> _Goal of the exercise_: Write out the Lambda and Athena passage word for word, from "An example Lambda" to "client = boto3.client('athena')".

An example Lambda Function could be written as such:
import boto3
def lambda_handler(event, context):
bucket_name = 'some_bucket'
client = boto3.client('athena')
config = {
'OutputLocation': 's3://' + bucket_name + '/',
'EncryptionConfiguration': {'EncryptionOption': 'SSE_S3'}
}
# Query Execution Parameters
sql = 'MSCK REPAIR TABLE some_database.some_table'
context = {'Database': 'some_database'}
client.start_query_execution(QueryString = sql,
QueryExecutionContext = context,
ResultConfiguration = config)
You would then configure a trigger to execute your Lambda function when new data are added under the DATA/ prefix in your bucket.
Ultimately, explicitly rebuilding the partitions after you run your Spark Job using a job scheduler has the advantage of being self documenting. On the other hand, AWS Lambda is convenient for jobs like this one.
You should be running ADD PARTITION instead:
aws athena start-query-execution --query-string "ALTER TABLE ADD PARTITION..."

> _Supplied material_:
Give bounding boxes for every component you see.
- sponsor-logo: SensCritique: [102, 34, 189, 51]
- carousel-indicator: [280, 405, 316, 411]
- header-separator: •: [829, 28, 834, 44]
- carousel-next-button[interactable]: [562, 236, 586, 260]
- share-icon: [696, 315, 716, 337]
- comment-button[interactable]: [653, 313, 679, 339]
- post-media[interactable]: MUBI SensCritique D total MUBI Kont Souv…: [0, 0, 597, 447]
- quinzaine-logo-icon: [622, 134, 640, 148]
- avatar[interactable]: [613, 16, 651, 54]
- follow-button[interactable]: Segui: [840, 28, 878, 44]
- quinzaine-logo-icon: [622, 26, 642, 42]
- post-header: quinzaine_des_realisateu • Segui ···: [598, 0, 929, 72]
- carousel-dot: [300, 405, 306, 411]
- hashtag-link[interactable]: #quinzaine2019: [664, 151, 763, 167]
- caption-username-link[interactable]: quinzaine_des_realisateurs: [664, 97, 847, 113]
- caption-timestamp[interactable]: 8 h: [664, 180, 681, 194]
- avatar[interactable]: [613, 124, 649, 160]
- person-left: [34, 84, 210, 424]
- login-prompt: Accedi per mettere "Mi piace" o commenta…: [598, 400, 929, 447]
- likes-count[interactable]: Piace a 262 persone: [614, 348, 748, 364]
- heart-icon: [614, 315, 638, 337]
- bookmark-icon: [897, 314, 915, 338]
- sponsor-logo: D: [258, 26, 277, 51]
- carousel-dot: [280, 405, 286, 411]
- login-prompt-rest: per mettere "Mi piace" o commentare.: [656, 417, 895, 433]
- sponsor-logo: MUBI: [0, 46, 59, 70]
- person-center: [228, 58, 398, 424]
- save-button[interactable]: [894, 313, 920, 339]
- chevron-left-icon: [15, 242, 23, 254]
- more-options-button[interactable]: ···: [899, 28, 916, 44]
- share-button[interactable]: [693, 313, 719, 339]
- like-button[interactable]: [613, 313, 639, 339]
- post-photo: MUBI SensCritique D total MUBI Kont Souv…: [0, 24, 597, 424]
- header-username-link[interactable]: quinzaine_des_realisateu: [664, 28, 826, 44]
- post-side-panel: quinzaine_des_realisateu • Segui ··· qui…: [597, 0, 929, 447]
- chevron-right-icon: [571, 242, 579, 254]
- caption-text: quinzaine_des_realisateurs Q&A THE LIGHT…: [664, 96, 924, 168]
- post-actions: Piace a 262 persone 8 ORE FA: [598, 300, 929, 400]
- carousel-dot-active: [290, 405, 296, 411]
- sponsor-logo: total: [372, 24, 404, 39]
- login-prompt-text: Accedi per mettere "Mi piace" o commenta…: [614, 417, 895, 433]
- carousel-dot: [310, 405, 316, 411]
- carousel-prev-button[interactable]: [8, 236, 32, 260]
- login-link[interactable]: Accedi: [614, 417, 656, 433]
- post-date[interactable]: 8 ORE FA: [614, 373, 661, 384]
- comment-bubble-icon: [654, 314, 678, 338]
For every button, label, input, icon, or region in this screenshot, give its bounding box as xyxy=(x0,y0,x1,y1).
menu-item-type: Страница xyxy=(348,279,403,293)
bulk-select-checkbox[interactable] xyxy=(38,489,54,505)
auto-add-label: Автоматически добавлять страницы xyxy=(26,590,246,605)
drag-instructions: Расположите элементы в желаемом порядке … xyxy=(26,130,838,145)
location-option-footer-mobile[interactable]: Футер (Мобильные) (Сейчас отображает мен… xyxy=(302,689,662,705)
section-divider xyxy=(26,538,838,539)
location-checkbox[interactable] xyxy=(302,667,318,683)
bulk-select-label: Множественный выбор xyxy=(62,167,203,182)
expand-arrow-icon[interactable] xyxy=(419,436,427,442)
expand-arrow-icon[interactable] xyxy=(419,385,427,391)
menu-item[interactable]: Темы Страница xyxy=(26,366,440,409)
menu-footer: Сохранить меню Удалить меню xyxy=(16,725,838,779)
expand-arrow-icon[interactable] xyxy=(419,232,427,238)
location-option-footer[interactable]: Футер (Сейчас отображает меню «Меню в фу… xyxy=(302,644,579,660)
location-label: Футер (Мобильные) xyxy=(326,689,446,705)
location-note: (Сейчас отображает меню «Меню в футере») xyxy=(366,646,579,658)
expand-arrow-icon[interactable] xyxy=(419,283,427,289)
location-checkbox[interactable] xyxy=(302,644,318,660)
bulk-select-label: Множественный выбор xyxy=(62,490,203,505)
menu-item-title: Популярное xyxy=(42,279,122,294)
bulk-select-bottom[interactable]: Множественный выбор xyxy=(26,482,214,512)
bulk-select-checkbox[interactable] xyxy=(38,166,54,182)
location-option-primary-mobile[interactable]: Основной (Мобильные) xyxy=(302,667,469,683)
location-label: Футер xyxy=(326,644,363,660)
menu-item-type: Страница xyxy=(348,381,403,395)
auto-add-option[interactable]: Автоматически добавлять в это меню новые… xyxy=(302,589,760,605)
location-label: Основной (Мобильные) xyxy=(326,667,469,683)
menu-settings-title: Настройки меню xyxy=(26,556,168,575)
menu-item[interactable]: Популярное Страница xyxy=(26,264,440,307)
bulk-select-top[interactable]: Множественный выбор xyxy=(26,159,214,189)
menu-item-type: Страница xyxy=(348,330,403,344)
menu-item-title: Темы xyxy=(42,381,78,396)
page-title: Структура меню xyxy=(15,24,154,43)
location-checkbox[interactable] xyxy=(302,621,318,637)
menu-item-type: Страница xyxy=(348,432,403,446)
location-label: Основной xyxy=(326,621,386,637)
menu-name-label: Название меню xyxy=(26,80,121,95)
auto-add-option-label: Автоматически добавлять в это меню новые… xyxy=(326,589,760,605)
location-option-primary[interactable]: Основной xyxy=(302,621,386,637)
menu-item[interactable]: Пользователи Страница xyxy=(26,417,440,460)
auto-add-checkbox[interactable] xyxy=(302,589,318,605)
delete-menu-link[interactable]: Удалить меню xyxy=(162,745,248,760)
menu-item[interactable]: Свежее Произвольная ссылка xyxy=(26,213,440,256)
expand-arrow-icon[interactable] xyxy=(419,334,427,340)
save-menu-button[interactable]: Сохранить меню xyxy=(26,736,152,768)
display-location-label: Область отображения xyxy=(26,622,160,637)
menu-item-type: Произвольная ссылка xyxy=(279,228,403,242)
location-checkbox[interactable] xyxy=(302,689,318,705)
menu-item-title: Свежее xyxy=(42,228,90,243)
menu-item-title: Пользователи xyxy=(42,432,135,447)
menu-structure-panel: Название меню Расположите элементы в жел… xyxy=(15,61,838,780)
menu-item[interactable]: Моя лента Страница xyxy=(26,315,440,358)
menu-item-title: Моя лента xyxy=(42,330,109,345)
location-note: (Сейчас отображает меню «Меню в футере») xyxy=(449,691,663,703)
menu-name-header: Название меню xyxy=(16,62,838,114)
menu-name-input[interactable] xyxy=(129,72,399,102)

> _Response to this exercise_:
An example Lambda Function could be written as such:
import boto3
def lambda_handler(event, context):
bucket_name = 'some_bucket'
client = boto3.client('athena')